Input for this task:

□ □ □ □ □

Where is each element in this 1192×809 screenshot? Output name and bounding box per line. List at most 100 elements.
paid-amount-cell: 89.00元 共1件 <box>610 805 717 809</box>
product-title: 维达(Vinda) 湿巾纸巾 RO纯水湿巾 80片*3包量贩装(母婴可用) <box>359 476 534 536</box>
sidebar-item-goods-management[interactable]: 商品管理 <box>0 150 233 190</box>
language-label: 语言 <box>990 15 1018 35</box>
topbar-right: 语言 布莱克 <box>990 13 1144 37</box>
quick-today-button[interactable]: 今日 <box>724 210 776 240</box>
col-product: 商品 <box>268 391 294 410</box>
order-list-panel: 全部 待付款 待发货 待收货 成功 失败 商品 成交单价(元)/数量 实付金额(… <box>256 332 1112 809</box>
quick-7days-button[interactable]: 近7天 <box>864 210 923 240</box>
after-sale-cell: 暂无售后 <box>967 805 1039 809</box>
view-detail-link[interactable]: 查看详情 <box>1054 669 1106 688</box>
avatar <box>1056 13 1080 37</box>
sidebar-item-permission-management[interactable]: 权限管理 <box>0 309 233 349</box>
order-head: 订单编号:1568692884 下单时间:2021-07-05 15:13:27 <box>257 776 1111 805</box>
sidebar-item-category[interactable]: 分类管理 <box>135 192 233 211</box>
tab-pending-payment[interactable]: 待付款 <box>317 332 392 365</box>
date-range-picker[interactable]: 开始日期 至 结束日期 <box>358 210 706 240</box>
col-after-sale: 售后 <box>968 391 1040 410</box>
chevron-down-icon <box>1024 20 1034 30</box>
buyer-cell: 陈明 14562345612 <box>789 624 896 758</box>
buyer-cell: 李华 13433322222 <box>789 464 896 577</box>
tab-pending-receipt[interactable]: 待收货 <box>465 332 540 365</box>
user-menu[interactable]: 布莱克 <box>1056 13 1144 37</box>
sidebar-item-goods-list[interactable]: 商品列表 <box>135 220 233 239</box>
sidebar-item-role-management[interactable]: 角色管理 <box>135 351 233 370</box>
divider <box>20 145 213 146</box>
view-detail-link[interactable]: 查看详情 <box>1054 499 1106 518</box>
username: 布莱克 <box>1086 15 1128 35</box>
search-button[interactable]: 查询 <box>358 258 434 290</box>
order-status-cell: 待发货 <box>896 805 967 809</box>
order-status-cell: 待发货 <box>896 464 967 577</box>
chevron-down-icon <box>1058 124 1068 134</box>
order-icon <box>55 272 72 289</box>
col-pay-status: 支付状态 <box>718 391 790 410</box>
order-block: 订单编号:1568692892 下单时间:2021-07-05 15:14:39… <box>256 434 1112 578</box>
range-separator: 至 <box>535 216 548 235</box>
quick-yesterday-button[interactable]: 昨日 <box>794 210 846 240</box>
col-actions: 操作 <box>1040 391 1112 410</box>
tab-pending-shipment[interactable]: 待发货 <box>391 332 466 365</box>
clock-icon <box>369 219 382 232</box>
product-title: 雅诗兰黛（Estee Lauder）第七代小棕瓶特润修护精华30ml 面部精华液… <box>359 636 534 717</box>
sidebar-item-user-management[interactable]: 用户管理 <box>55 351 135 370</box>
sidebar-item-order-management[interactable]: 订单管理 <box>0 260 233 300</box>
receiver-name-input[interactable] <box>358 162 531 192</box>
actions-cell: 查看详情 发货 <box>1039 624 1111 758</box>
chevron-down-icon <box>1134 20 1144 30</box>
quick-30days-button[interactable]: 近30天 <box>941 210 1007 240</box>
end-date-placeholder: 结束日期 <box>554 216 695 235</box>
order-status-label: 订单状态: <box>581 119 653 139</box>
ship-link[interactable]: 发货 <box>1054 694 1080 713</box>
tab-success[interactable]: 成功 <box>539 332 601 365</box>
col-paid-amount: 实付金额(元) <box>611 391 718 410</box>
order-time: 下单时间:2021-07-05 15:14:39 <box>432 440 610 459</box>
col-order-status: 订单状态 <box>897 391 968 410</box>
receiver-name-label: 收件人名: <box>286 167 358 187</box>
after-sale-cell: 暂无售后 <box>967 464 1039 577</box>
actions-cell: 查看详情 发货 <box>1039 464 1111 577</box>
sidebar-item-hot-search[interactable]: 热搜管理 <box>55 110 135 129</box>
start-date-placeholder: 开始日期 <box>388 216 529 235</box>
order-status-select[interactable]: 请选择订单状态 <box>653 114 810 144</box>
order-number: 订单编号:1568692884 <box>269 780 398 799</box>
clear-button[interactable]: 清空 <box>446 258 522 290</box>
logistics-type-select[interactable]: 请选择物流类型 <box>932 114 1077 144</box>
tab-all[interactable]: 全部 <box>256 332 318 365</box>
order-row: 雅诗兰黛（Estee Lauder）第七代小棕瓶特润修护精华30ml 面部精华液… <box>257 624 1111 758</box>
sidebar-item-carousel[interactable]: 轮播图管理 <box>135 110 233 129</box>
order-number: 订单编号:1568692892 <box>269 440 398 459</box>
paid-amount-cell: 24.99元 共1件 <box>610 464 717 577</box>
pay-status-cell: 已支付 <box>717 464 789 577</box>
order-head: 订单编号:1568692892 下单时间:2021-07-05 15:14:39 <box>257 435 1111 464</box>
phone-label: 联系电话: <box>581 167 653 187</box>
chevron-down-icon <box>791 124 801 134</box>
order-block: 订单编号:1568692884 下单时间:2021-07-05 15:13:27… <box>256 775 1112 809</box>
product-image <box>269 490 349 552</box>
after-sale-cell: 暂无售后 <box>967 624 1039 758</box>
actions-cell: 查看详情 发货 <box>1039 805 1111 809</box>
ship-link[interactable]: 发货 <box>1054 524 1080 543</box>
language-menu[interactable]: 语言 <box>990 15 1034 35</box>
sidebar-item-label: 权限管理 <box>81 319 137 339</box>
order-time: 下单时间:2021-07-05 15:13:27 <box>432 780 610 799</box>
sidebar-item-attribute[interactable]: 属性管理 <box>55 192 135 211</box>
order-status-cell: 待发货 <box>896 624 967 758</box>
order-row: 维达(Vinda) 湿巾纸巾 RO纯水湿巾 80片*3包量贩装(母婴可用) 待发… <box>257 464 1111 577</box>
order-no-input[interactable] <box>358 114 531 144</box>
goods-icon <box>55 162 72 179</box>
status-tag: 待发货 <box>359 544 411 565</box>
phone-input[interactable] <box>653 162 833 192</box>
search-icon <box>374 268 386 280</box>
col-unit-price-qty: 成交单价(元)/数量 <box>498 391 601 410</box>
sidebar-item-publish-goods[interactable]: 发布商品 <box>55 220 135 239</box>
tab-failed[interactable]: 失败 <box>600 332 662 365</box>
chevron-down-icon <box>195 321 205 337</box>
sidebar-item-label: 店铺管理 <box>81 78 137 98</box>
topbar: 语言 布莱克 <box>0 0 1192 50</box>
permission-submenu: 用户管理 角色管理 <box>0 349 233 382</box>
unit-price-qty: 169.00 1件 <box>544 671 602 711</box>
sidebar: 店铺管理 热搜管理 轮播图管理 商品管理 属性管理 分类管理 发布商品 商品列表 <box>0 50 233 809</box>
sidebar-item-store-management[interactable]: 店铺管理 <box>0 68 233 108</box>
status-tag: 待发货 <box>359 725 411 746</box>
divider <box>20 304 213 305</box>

□ □ □ □ □

Required work: Please pick out and copy every line of the material above that contains the string "权限管理". Matching is case-sensitive.

The result:
sidebar-item-permission-management[interactable]: 权限管理 <box>0 309 233 349</box>
sidebar-item-label: 权限管理 <box>81 319 137 339</box>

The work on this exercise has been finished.